# The records start
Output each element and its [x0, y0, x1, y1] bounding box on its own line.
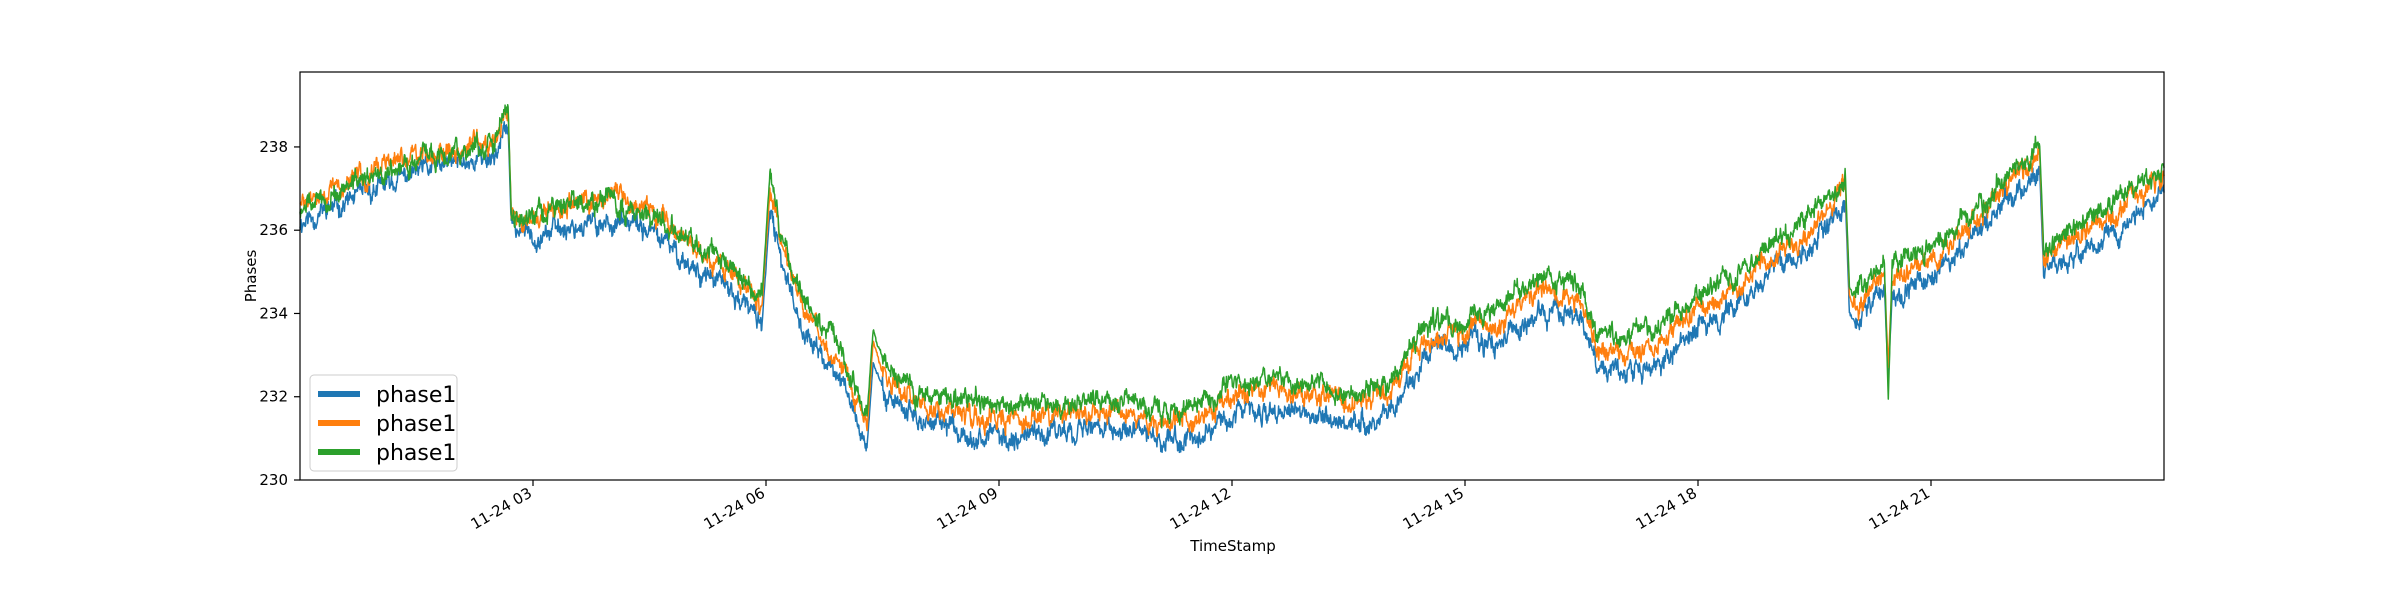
y-axis: 230 232 234 236 238: [259, 138, 300, 489]
series-line-1: [299, 120, 2165, 454]
y-tick-label: 236: [259, 221, 288, 239]
series-layer: [299, 103, 2165, 454]
legend-box: [309, 374, 458, 472]
y-tick-label: 234: [259, 304, 288, 322]
legend-label-series-1: phase1: [376, 383, 456, 408]
legend-label-series-3: phase1: [376, 441, 456, 466]
y-tick-label: 232: [259, 388, 288, 406]
y-tick-label: 238: [259, 138, 288, 156]
legend: phase1 phase1 phase1: [309, 374, 458, 472]
series-line-3: [299, 103, 2165, 429]
legend-label-series-2: phase1: [376, 412, 456, 437]
x-axis-label: TimeStamp: [1189, 537, 1275, 555]
y-tick-label: 230: [259, 471, 288, 489]
series-line-2: [299, 108, 2165, 438]
y-axis-label: Phases: [242, 250, 260, 303]
plot-area: [300, 72, 2164, 480]
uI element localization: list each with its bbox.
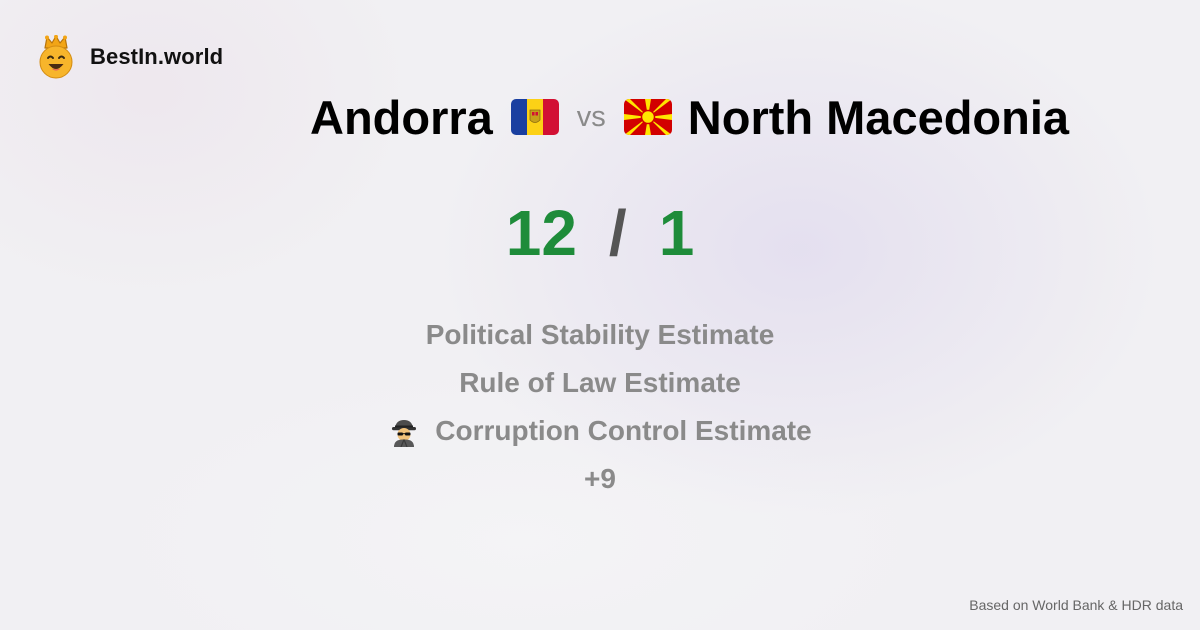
list-item: Corruption Control Estimate bbox=[0, 407, 1200, 455]
more-metrics: +9 bbox=[0, 455, 1200, 503]
more-count: +9 bbox=[584, 463, 616, 494]
crowned-smiley-icon bbox=[39, 35, 73, 79]
score: 12 / 1 bbox=[0, 196, 1200, 270]
right-country-name: North Macedonia bbox=[687, 90, 1070, 144]
vs-label: vs bbox=[576, 100, 606, 133]
list-item: Rule of Law Estimate bbox=[0, 359, 1200, 407]
comparison-heading: Andorra vs North Macedonia bbox=[310, 84, 1069, 150]
metrics-list: Political Stability Estimate Rule of Law… bbox=[0, 311, 1200, 503]
metric-label: Political Stability Estimate bbox=[425, 319, 775, 350]
score-right: 1 bbox=[658, 197, 695, 269]
metric-label: Corruption Control Estimate bbox=[435, 415, 812, 446]
brand-name: BestIn.world bbox=[90, 44, 224, 69]
score-left: 12 bbox=[505, 197, 577, 269]
brand[interactable]: BestIn.world bbox=[38, 35, 223, 79]
list-item: Political Stability Estimate bbox=[0, 311, 1200, 359]
andorra-flag-icon bbox=[510, 99, 559, 135]
source-note: Based on World Bank & HDR data bbox=[969, 597, 1183, 613]
detective-icon bbox=[392, 420, 417, 447]
score-separator: / bbox=[608, 197, 627, 269]
left-country-name: Andorra bbox=[310, 90, 493, 144]
metric-label: Rule of Law Estimate bbox=[459, 367, 741, 398]
north-macedonia-flag-icon bbox=[623, 99, 672, 135]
# The records end
■ **Requirements**:
Copy every line of the items above word for word, leaving out the pictures.

■ **Solution to this task**:
Output each element and its [x0, y0, x1, y1] bounding box on its own line.
y-axis: 230 232 234 236 238: [259, 138, 300, 489]
series-line-1: [299, 120, 2165, 454]
y-tick-label: 236: [259, 221, 288, 239]
series-layer: [299, 103, 2165, 454]
legend-box: [309, 374, 458, 472]
y-tick-label: 234: [259, 304, 288, 322]
legend-label-series-1: phase1: [376, 383, 456, 408]
legend-label-series-3: phase1: [376, 441, 456, 466]
y-tick-label: 232: [259, 388, 288, 406]
y-tick-label: 238: [259, 138, 288, 156]
legend: phase1 phase1 phase1: [309, 374, 458, 472]
series-line-3: [299, 103, 2165, 429]
legend-label-series-2: phase1: [376, 412, 456, 437]
x-axis-label: TimeStamp: [1189, 537, 1275, 555]
y-tick-label: 230: [259, 471, 288, 489]
series-line-2: [299, 108, 2165, 438]
y-axis-label: Phases: [242, 250, 260, 303]
plot-area: [300, 72, 2164, 480]
uI element localization: list each with its bbox.
list-item: Corruption Control Estimate bbox=[0, 407, 1200, 455]
more-metrics: +9 bbox=[0, 455, 1200, 503]
more-count: +9 bbox=[584, 463, 616, 494]
crowned-smiley-icon bbox=[39, 35, 73, 79]
score: 12 / 1 bbox=[0, 196, 1200, 270]
right-country-name: North Macedonia bbox=[687, 90, 1070, 144]
vs-label: vs bbox=[576, 100, 606, 133]
list-item: Rule of Law Estimate bbox=[0, 359, 1200, 407]
comparison-heading: Andorra vs North Macedonia bbox=[310, 84, 1069, 150]
metrics-list: Political Stability Estimate Rule of Law… bbox=[0, 311, 1200, 503]
metric-label: Political Stability Estimate bbox=[425, 319, 775, 350]
score-right: 1 bbox=[658, 197, 695, 269]
metric-label: Corruption Control Estimate bbox=[435, 415, 812, 446]
brand-name: BestIn.world bbox=[90, 44, 224, 69]
score-left: 12 bbox=[505, 197, 577, 269]
brand[interactable]: BestIn.world bbox=[38, 35, 223, 79]
list-item: Political Stability Estimate bbox=[0, 311, 1200, 359]
andorra-flag-icon bbox=[510, 99, 559, 135]
source-note: Based on World Bank & HDR data bbox=[969, 597, 1183, 613]
detective-icon bbox=[392, 420, 417, 447]
score-separator: / bbox=[608, 197, 627, 269]
left-country-name: Andorra bbox=[310, 90, 493, 144]
metric-label: Rule of Law Estimate bbox=[459, 367, 741, 398]
north-macedonia-flag-icon bbox=[623, 99, 672, 135]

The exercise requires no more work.